§ WORK TO DO: Leaving out the pictures, transcribe all of the records faithfully.
-- BEGIN DATASET RECORDS --
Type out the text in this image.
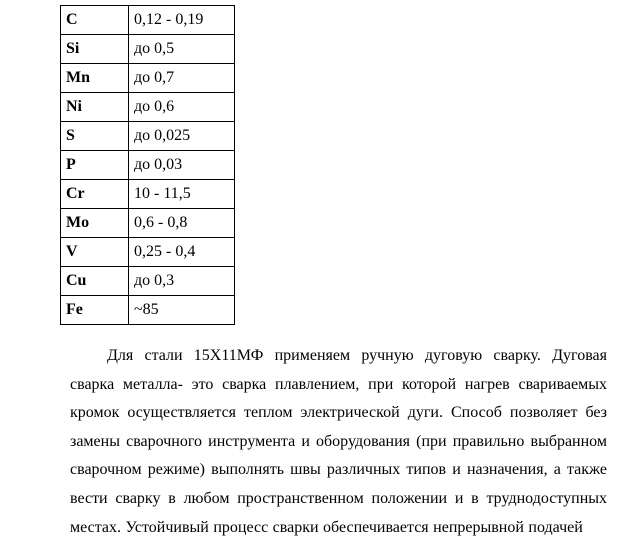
C	0,12 - 0,19
Si	до 0,5
Mn	до 0,7
Ni	до 0,6
S	до 0,025
P	до 0,03
Cr	10 - 11,5
Mo	0,6 - 0,8
V	0,25 - 0,4
Cu	до 0,3
Fe	~85

Для стали 15Х11МФ применяем ручную дуговую сварку. Дуговая сварка металла- это сварка плавлением, при которой нагрев свариваемых кромок осуществляется теплом электрической дуги. Способ позволяет без замены сварочного инструмента и оборудования (при правильно выбранном сварочном режиме) выполнять швы различных типов и назначения, а также вести сварку в любом пространственном положении и в труднодоступных местах. Устойчивый процесс сварки обеспечивается непрерывной подачей
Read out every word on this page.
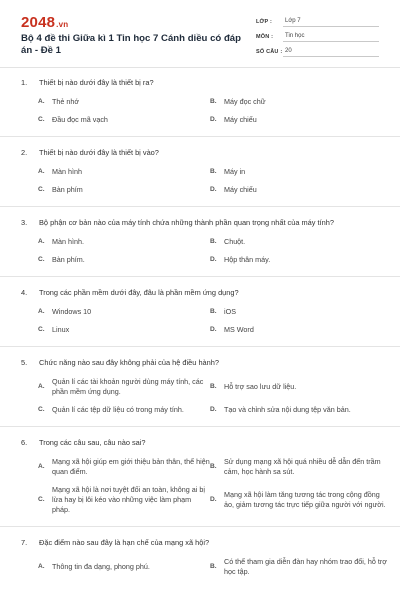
2048.vn
Bộ 4 đề thi Giữa kì 1 Tin học 7 Cánh diều có đáp án - Đề 1
LỚP :	Lớp 7
MÔN :	Tin học
SỐ CÂU : 20
1.	Thiết bị nào dưới đây là thiết bị ra?
A.	Thẻ nhớ	B.	Máy đọc chữ
C.	Đầu đọc mã vạch	D.	Máy chiếu
2.	Thiết bị nào dưới đây là thiết bị vào?
A.	Màn hình	B.	Máy in
C.	Bàn phím	D.	Máy chiếu
3.	Bộ phận cơ bản nào của máy tính chứa những thành phần quan trọng nhất của máy tính?
A.	Màn hình.	B.	Chuột.
C.	Bàn phím.	D.	Hộp thân máy.
4.	Trong các phần mềm dưới đây, đâu là phần mềm ứng dụng?
A.	Windows 10	B.	iOS
C.	Linux	D.	MS Word
5.	Chức năng nào sau đây không phải của hệ điều hành?
A.
Quản lí các tài khoản người dùng máy tính, các phần mềm ứng dụng.
B.	Hỗ trợ sao lưu dữ liệu.
C.	Quản lí các tệp dữ liệu có trong máy tính.	D.	Tạo và chỉnh sửa nội dung tệp văn bản.
6.	Trong các câu sau, câu nào sai?
A.
Mạng xã hội giúp em giới thiệu bản thân, thể hiện quan điểm.
B.
Sử dụng mạng xã hội quá nhiều dễ dẫn đến trầm cảm, học hành sa sút.
C.
Mạng xã hội là nơi tuyệt đối an toàn, không ai bị lừa hay bị lôi kéo vào những việc làm phạm pháp.
D.
Mạng xã hội làm tăng tương tác trong cộng đồng ảo, giảm tương tác trực tiếp giữa người với người.
7.	Đặc điểm nào sau đây là hạn chế của mạng xã hội?
A.	Thông tin đa dạng, phong phú.	B.
Có thể tham gia diễn đàn hay nhóm trao đổi, hỗ trợ học tập.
-- END DATASET RECORDS --
§ ANSWER:
Type out the text in this image.
C	0,12 - 0,19
Si	до 0,5
Mn	до 0,7
Ni	до 0,6
S	до 0,025
P	до 0,03
Cr	10 - 11,5
Mo	0,6 - 0,8
V	0,25 - 0,4
Cu	до 0,3
Fe	~85

Для стали 15Х11МФ применяем ручную дуговую сварку. Дуговая сварка металла- это сварка плавлением, при которой нагрев свариваемых кромок осуществляется теплом электрической дуги. Способ позволяет без замены сварочного инструмента и оборудования (при правильно выбранном сварочном режиме) выполнять швы различных типов и назначения, а также вести сварку в любом пространственном положении и в труднодоступных местах. Устойчивый процесс сварки обеспечивается непрерывной подачей
Read out every word on this page.
2048.vn
Bộ 4 đề thi Giữa kì 1 Tin học 7 Cánh diều có đáp án - Đề 1
LỚP :	Lớp 7
MÔN :	Tin học
SỐ CÂU : 20
1.	Thiết bị nào dưới đây là thiết bị ra?
A.	Thẻ nhớ	B.	Máy đọc chữ
C.	Đầu đọc mã vạch	D.	Máy chiếu
2.	Thiết bị nào dưới đây là thiết bị vào?
A.	Màn hình	B.	Máy in
C.	Bàn phím	D.	Máy chiếu
3.	Bộ phận cơ bản nào của máy tính chứa những thành phần quan trọng nhất của máy tính?
A.	Màn hình.	B.	Chuột.
C.	Bàn phím.	D.	Hộp thân máy.
4.	Trong các phần mềm dưới đây, đâu là phần mềm ứng dụng?
A.	Windows 10	B.	iOS
C.	Linux	D.	MS Word
5.	Chức năng nào sau đây không phải của hệ điều hành?
A.
Quản lí các tài khoản người dùng máy tính, các phần mềm ứng dụng.
B.	Hỗ trợ sao lưu dữ liệu.
C.	Quản lí các tệp dữ liệu có trong máy tính.	D.	Tạo và chỉnh sửa nội dung tệp văn bản.
6.	Trong các câu sau, câu nào sai?
A.
Mạng xã hội giúp em giới thiệu bản thân, thể hiện quan điểm.
B.
Sử dụng mạng xã hội quá nhiều dễ dẫn đến trầm cảm, học hành sa sút.
C.
Mạng xã hội là nơi tuyệt đối an toàn, không ai bị lừa hay bị lôi kéo vào những việc làm phạm pháp.
D.
Mạng xã hội làm tăng tương tác trong cộng đồng ảo, giảm tương tác trực tiếp giữa người với người.
7.	Đặc điểm nào sau đây là hạn chế của mạng xã hội?
A.	Thông tin đa dạng, phong phú.	B.
Có thể tham gia diễn đàn hay nhóm trao đổi, hỗ trợ học tập.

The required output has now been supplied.